» SUPPLIED RECORDS:
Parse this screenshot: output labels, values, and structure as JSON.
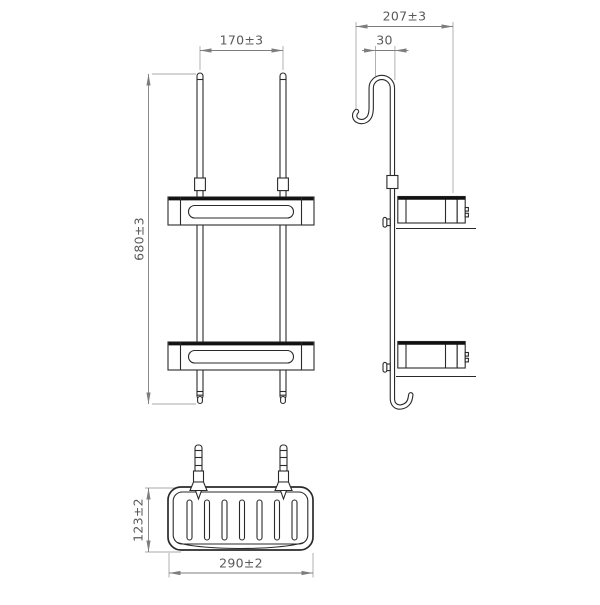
{
  "drawing": {
    "description": "Technical dimension drawing of a two-tier hanging shower basket shown in front view, side view and plan view",
    "views": {
      "front_view": {
        "dimensions": [
          {
            "id": "rod_spacing",
            "value": "170±3"
          },
          {
            "id": "overall_height",
            "value": "680±3"
          }
        ]
      },
      "side_view": {
        "dimensions": [
          {
            "id": "overall_depth",
            "value": "207±3"
          },
          {
            "id": "hook_opening",
            "value": "30"
          }
        ]
      },
      "plan_view": {
        "dimensions": [
          {
            "id": "basket_width",
            "value": "290±2"
          },
          {
            "id": "basket_depth",
            "value": "123±2"
          }
        ]
      }
    },
    "colors": {
      "outline": "#2a2a2a",
      "thick_edge": "#111111",
      "dimension_lines": "#7d7d7d",
      "extension_lines": "#a9a9a9",
      "dimension_text": "#5a5a5a",
      "background": "#ffffff"
    }
  }
}
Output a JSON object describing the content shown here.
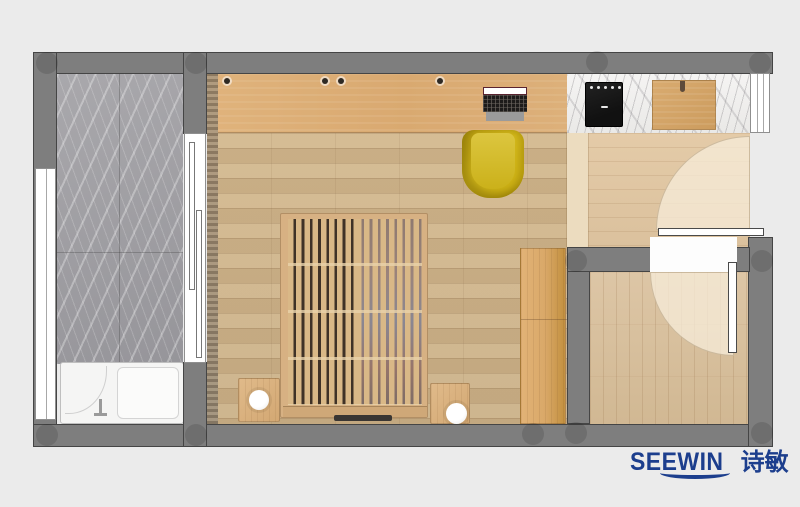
{
  "brand": {
    "wordmark": "SEEWIN",
    "cjk": "诗敏"
  },
  "colors": {
    "background": "#ebebeb",
    "wall": "#7e7e7e",
    "wall_outline": "#454545",
    "marble_floor": "#a4a3a7",
    "counter_marble": "#f2f1ef",
    "wood_floor": "#cdb48d",
    "desk_wood": "#dcad77",
    "entry_floor": "#e2c9a6",
    "balcony_floor": "#d8c0a0",
    "bed_wood": "#d9b887",
    "chair_yellow": "#ccb119",
    "cooktop_black": "#1b1b1b",
    "board_wood": "#d2a368",
    "fixture_white": "#f5f5f4",
    "logo_blue": "#1c3e8d"
  }
}
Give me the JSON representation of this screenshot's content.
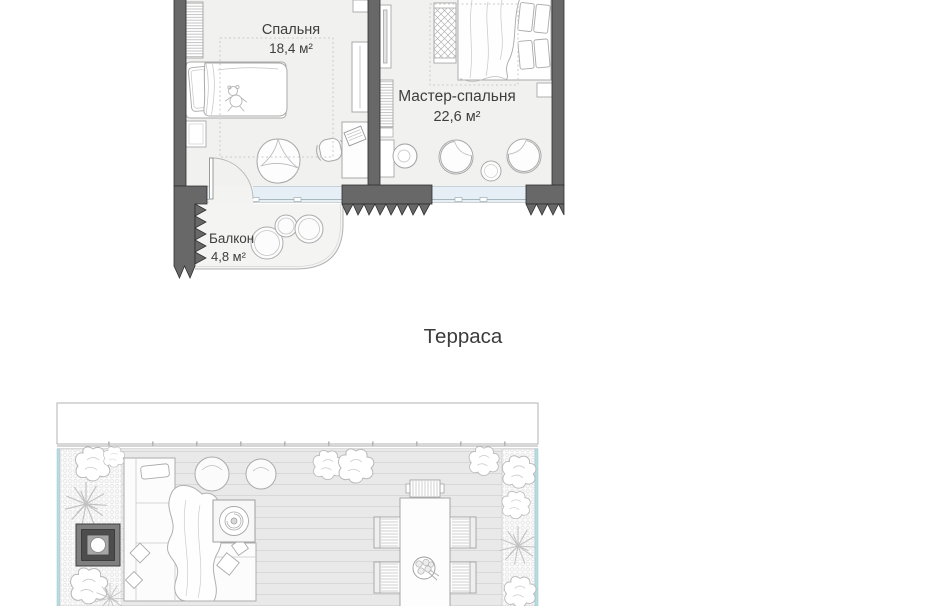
{
  "plan": {
    "rooms": [
      {
        "id": "bedroom",
        "name": "Спальня",
        "area": "18,4 м²"
      },
      {
        "id": "master",
        "name": "Мастер-спальня",
        "area": "22,6 м²"
      },
      {
        "id": "balcony",
        "name": "Балкон",
        "area": "4,8 м²"
      }
    ],
    "terrace_label": "Терраса"
  },
  "colors": {
    "wall": "#686868",
    "wall_outline": "#2f2f2f",
    "floor": "#f1f1ef",
    "glass": "#e6eff5",
    "deck": "#e9e9e9",
    "planting": "#fbfbfb",
    "railing_teal": "#b7dce2",
    "furniture_stroke": "#a9a9a9",
    "text": "#3e3e3e"
  }
}
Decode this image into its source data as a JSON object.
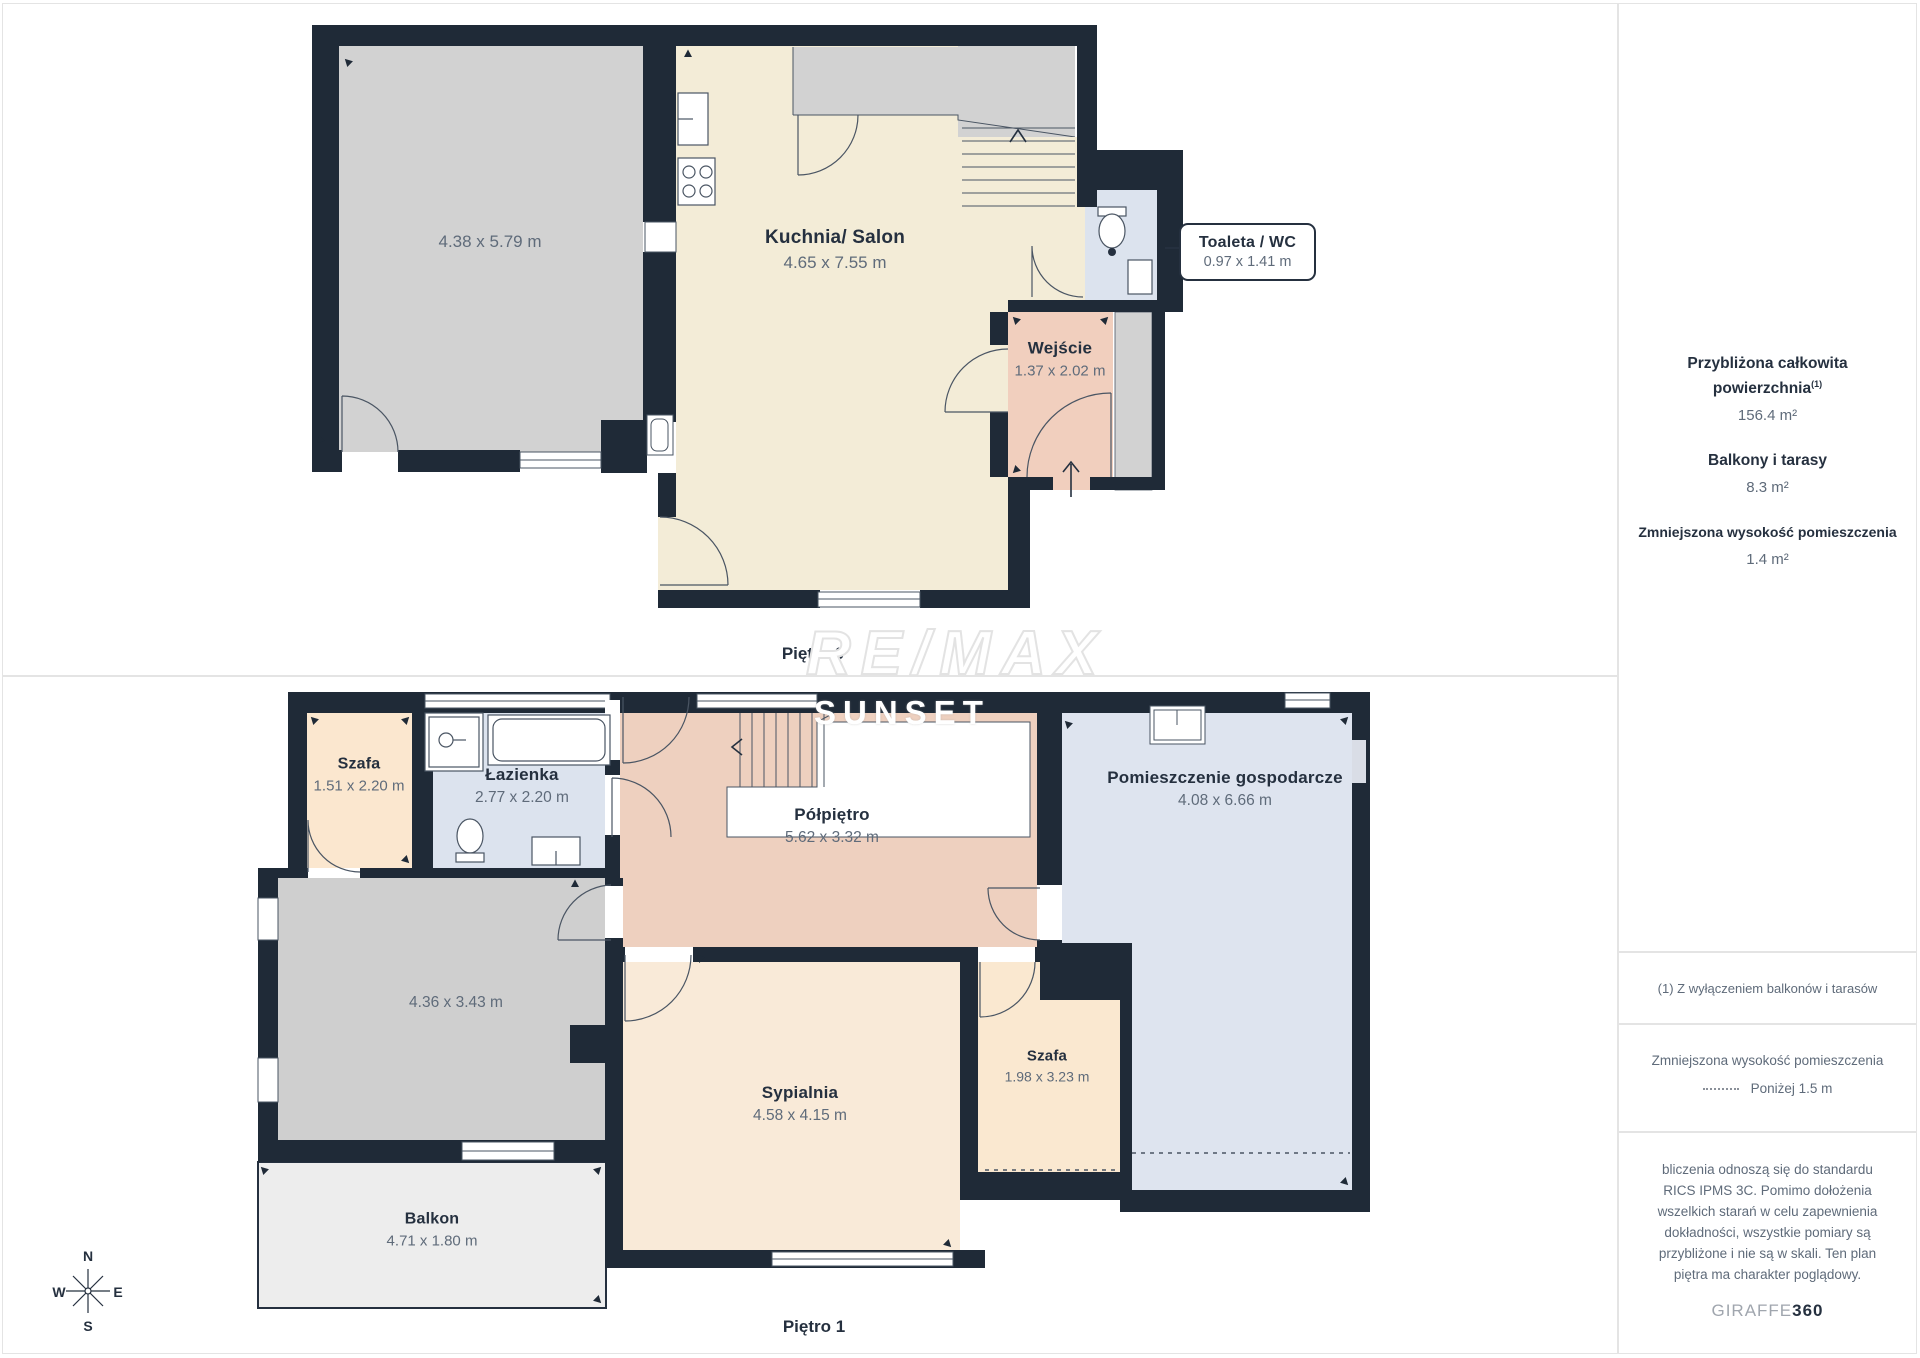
{
  "floor0": {
    "title": "Piętro 0",
    "rooms": {
      "room": {
        "dims": "4.38 x 5.79 m"
      },
      "kitchen": {
        "name": "Kuchnia/ Salon",
        "dims": "4.65 x 7.55 m"
      },
      "entry": {
        "name": "Wejście",
        "dims": "1.37 x 2.02 m"
      },
      "wc": {
        "name": "Toaleta / WC",
        "dims": "0.97 x 1.41 m"
      }
    }
  },
  "floor1": {
    "title": "Piętro 1",
    "rooms": {
      "closet1": {
        "name": "Szafa",
        "dims": "1.51 x 2.20 m"
      },
      "bathroom": {
        "name": "Łazienka",
        "dims": "2.77 x 2.20 m"
      },
      "landing": {
        "name": "Półpiętro",
        "dims": "5.62 x 3.32 m"
      },
      "utility": {
        "name": "Pomieszczenie gospodarcze",
        "dims": "4.08 x 6.66 m"
      },
      "grayroom": {
        "dims": "4.36 x 3.43 m"
      },
      "bedroom": {
        "name": "Sypialnia",
        "dims": "4.58 x 4.15 m"
      },
      "closet2": {
        "name": "Szafa",
        "dims": "1.98 x 3.23 m"
      },
      "balcony": {
        "name": "Balkon",
        "dims": "4.71 x 1.80 m"
      }
    }
  },
  "sidebar": {
    "area": {
      "heading": "Przybliżona całkowita\npowierzchnia",
      "heading_sup": "(1)",
      "value": "156.4 m²",
      "balconies_heading": "Balkony i tarasy",
      "balconies_value": "8.3 m²",
      "reduced_heading": "Zmniejszona wysokość pomieszczenia",
      "reduced_value": "1.4 m²"
    },
    "note": "(1) Z wyłączeniem balkonów i tarasów",
    "legend": {
      "heading": "Zmniejszona wysokość pomieszczenia",
      "value": "Poniżej 1.5 m"
    },
    "disclaimer": "bliczenia odnoszą się do standardu\nRICS IPMS 3C. Pomimo dołożenia\nwszelkich starań w celu zapewnienia\ndokładności, wszystkie pomiary są\nprzybliżone i nie są w skali. Ten plan\npiętra ma charakter poglądowy.",
    "brand": {
      "name": "GIRAFFE",
      "number": "360"
    }
  },
  "watermark": {
    "line1": "RE/MAX",
    "line2": "SUNSET"
  },
  "compass": {
    "n": "N",
    "w": "W",
    "e": "E",
    "s": "S"
  },
  "colors": {
    "wall": "#1f2a37",
    "gray0": "#d2d2d2",
    "gray1": "#cfcfcf",
    "kitchen": "#f3ecd7",
    "blue": "#dce3ee",
    "blue2": "#dee4ef",
    "salmon": "#f1cfbe",
    "salmon2": "#eed0bf",
    "cream1": "#fbe7cf",
    "cream2": "#f9ead8",
    "cream3": "#fae8d0",
    "balcony": "#ededed",
    "line": "#4a5563",
    "niche": "#d9dde6"
  }
}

» WHAT IS REQUIRED:
Count every line in the entries above where the word "screenshot" appears; respond with the number alone.

» TASK RESULT:
2